## Given task:
The listing must be reproduced in full, exactly as it stands.

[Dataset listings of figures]

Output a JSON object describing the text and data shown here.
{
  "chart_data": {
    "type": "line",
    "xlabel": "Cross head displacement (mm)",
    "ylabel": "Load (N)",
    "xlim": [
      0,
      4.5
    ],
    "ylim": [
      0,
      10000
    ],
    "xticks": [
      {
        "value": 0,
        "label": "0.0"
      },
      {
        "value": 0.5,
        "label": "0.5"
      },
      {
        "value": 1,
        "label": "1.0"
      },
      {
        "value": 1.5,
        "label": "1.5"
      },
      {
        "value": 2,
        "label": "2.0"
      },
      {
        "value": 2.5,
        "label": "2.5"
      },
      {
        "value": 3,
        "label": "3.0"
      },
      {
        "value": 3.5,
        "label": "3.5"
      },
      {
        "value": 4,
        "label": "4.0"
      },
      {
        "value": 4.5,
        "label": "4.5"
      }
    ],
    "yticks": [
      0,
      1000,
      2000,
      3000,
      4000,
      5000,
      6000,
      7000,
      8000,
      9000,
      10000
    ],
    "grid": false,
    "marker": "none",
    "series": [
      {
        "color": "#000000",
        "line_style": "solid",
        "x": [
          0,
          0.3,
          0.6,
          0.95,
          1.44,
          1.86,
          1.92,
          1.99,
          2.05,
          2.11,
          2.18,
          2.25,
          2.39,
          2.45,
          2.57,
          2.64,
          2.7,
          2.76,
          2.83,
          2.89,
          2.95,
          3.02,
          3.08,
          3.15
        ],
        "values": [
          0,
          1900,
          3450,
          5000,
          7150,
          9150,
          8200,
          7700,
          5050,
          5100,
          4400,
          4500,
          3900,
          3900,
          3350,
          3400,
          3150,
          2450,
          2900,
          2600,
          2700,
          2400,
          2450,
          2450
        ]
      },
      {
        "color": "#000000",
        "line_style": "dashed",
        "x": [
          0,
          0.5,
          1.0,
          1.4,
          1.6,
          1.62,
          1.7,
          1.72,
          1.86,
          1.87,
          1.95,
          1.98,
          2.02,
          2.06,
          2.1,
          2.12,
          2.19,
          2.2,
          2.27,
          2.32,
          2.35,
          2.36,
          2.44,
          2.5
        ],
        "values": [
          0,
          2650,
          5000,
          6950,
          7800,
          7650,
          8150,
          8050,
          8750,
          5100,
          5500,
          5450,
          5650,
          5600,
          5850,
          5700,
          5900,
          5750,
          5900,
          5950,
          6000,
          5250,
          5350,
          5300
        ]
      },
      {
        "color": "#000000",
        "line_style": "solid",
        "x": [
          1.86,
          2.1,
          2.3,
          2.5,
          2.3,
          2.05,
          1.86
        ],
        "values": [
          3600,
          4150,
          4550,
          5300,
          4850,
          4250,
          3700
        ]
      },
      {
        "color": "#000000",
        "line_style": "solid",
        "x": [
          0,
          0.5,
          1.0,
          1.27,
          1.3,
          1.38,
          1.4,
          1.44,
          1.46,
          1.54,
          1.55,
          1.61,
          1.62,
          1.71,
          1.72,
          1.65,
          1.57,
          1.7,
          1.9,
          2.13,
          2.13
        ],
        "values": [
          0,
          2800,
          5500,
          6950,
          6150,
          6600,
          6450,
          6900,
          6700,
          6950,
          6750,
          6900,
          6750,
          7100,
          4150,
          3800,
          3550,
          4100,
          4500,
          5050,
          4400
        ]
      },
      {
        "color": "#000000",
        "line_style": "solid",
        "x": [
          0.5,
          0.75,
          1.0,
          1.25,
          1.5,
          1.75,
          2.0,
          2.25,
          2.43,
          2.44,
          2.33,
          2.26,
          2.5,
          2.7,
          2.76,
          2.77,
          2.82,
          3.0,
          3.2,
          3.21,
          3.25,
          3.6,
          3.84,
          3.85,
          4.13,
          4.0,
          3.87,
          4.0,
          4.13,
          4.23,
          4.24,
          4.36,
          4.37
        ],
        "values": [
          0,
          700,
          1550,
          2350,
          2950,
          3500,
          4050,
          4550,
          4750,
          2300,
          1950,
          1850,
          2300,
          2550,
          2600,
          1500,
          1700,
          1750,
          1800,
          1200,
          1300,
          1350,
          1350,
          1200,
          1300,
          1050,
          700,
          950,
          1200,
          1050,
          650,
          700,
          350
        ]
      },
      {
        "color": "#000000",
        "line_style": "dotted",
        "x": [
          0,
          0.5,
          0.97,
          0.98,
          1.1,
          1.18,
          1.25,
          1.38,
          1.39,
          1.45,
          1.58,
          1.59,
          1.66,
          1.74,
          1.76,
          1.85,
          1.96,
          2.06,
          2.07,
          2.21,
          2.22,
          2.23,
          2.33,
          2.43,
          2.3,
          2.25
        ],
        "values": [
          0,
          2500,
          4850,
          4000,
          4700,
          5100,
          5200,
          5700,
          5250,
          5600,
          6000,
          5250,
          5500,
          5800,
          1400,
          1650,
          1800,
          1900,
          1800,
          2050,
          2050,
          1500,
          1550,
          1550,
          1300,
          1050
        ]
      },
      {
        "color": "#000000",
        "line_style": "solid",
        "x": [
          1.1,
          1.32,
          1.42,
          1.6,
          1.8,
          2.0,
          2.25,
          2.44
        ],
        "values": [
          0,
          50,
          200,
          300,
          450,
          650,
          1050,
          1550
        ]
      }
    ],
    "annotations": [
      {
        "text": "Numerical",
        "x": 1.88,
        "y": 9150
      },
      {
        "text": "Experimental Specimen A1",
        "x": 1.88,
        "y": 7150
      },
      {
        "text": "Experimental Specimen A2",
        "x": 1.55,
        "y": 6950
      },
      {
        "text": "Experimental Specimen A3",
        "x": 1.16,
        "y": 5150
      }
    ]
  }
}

## Reply to the exercise:
Output a JSON object describing the text and data shown here.
{
  "chart_data": {
    "type": "line",
    "xlabel": "Cross head displacement (mm)",
    "ylabel": "Load (N)",
    "xlim": [
      0,
      4.5
    ],
    "ylim": [
      0,
      10000
    ],
    "xticks": [
      {
        "value": 0,
        "label": "0.0"
      },
      {
        "value": 0.5,
        "label": "0.5"
      },
      {
        "value": 1,
        "label": "1.0"
      },
      {
        "value": 1.5,
        "label": "1.5"
      },
      {
        "value": 2,
        "label": "2.0"
      },
      {
        "value": 2.5,
        "label": "2.5"
      },
      {
        "value": 3,
        "label": "3.0"
      },
      {
        "value": 3.5,
        "label": "3.5"
      },
      {
        "value": 4,
        "label": "4.0"
      },
      {
        "value": 4.5,
        "label": "4.5"
      }
    ],
    "yticks": [
      0,
      1000,
      2000,
      3000,
      4000,
      5000,
      6000,
      7000,
      8000,
      9000,
      10000
    ],
    "grid": false,
    "marker": "none",
    "series": [
      {
        "color": "#000000",
        "line_style": "solid",
        "x": [
          0,
          0.3,
          0.6,
          0.95,
          1.44,
          1.86,
          1.92,
          1.99,
          2.05,
          2.11,
          2.18,
          2.25,
          2.39,
          2.45,
          2.57,
          2.64,
          2.7,
          2.76,
          2.83,
          2.89,
          2.95,
          3.02,
          3.08,
          3.15
        ],
        "values": [
          0,
          1900,
          3450,
          5000,
          7150,
          9150,
          8200,
          7700,
          5050,
          5100,
          4400,
          4500,
          3900,
          3900,
          3350,
          3400,
          3150,
          2450,
          2900,
          2600,
          2700,
          2400,
          2450,
          2450
        ]
      },
      {
        "color": "#000000",
        "line_style": "dashed",
        "x": [
          0,
          0.5,
          1.0,
          1.4,
          1.6,
          1.62,
          1.7,
          1.72,
          1.86,
          1.87,
          1.95,
          1.98,
          2.02,
          2.06,
          2.1,
          2.12,
          2.19,
          2.2,
          2.27,
          2.32,
          2.35,
          2.36,
          2.44,
          2.5
        ],
        "values": [
          0,
          2650,
          5000,
          6950,
          7800,
          7650,
          8150,
          8050,
          8750,
          5100,
          5500,
          5450,
          5650,
          5600,
          5850,
          5700,
          5900,
          5750,
          5900,
          5950,
          6000,
          5250,
          5350,
          5300
        ]
      },
      {
        "color": "#000000",
        "line_style": "solid",
        "x": [
          1.86,
          2.1,
          2.3,
          2.5,
          2.3,
          2.05,
          1.86
        ],
        "values": [
          3600,
          4150,
          4550,
          5300,
          4850,
          4250,
          3700
        ]
      },
      {
        "color": "#000000",
        "line_style": "solid",
        "x": [
          0,
          0.5,
          1.0,
          1.27,
          1.3,
          1.38,
          1.4,
          1.44,
          1.46,
          1.54,
          1.55,
          1.61,
          1.62,
          1.71,
          1.72,
          1.65,
          1.57,
          1.7,
          1.9,
          2.13,
          2.13
        ],
        "values": [
          0,
          2800,
          5500,
          6950,
          6150,
          6600,
          6450,
          6900,
          6700,
          6950,
          6750,
          6900,
          6750,
          7100,
          4150,
          3800,
          3550,
          4100,
          4500,
          5050,
          4400
        ]
      },
      {
        "color": "#000000",
        "line_style": "solid",
        "x": [
          0.5,
          0.75,
          1.0,
          1.25,
          1.5,
          1.75,
          2.0,
          2.25,
          2.43,
          2.44,
          2.33,
          2.26,
          2.5,
          2.7,
          2.76,
          2.77,
          2.82,
          3.0,
          3.2,
          3.21,
          3.25,
          3.6,
          3.84,
          3.85,
          4.13,
          4.0,
          3.87,
          4.0,
          4.13,
          4.23,
          4.24,
          4.36,
          4.37
        ],
        "values": [
          0,
          700,
          1550,
          2350,
          2950,
          3500,
          4050,
          4550,
          4750,
          2300,
          1950,
          1850,
          2300,
          2550,
          2600,
          1500,
          1700,
          1750,
          1800,
          1200,
          1300,
          1350,
          1350,
          1200,
          1300,
          1050,
          700,
          950,
          1200,
          1050,
          650,
          700,
          350
        ]
      },
      {
        "color": "#000000",
        "line_style": "dotted",
        "x": [
          0,
          0.5,
          0.97,
          0.98,
          1.1,
          1.18,
          1.25,
          1.38,
          1.39,
          1.45,
          1.58,
          1.59,
          1.66,
          1.74,
          1.76,
          1.85,
          1.96,
          2.06,
          2.07,
          2.21,
          2.22,
          2.23,
          2.33,
          2.43,
          2.3,
          2.25
        ],
        "values": [
          0,
          2500,
          4850,
          4000,
          4700,
          5100,
          5200,
          5700,
          5250,
          5600,
          6000,
          5250,
          5500,
          5800,
          1400,
          1650,
          1800,
          1900,
          1800,
          2050,
          2050,
          1500,
          1550,
          1550,
          1300,
          1050
        ]
      },
      {
        "color": "#000000",
        "line_style": "solid",
        "x": [
          1.1,
          1.32,
          1.42,
          1.6,
          1.8,
          2.0,
          2.25,
          2.44
        ],
        "values": [
          0,
          50,
          200,
          300,
          450,
          650,
          1050,
          1550
        ]
      }
    ],
    "annotations": [
      {
        "text": "Numerical",
        "x": 1.88,
        "y": 9150
      },
      {
        "text": "Experimental Specimen A1",
        "x": 1.88,
        "y": 7150
      },
      {
        "text": "Experimental Specimen A2",
        "x": 1.55,
        "y": 6950
      },
      {
        "text": "Experimental Specimen A3",
        "x": 1.16,
        "y": 5150
      }
    ]
  }
}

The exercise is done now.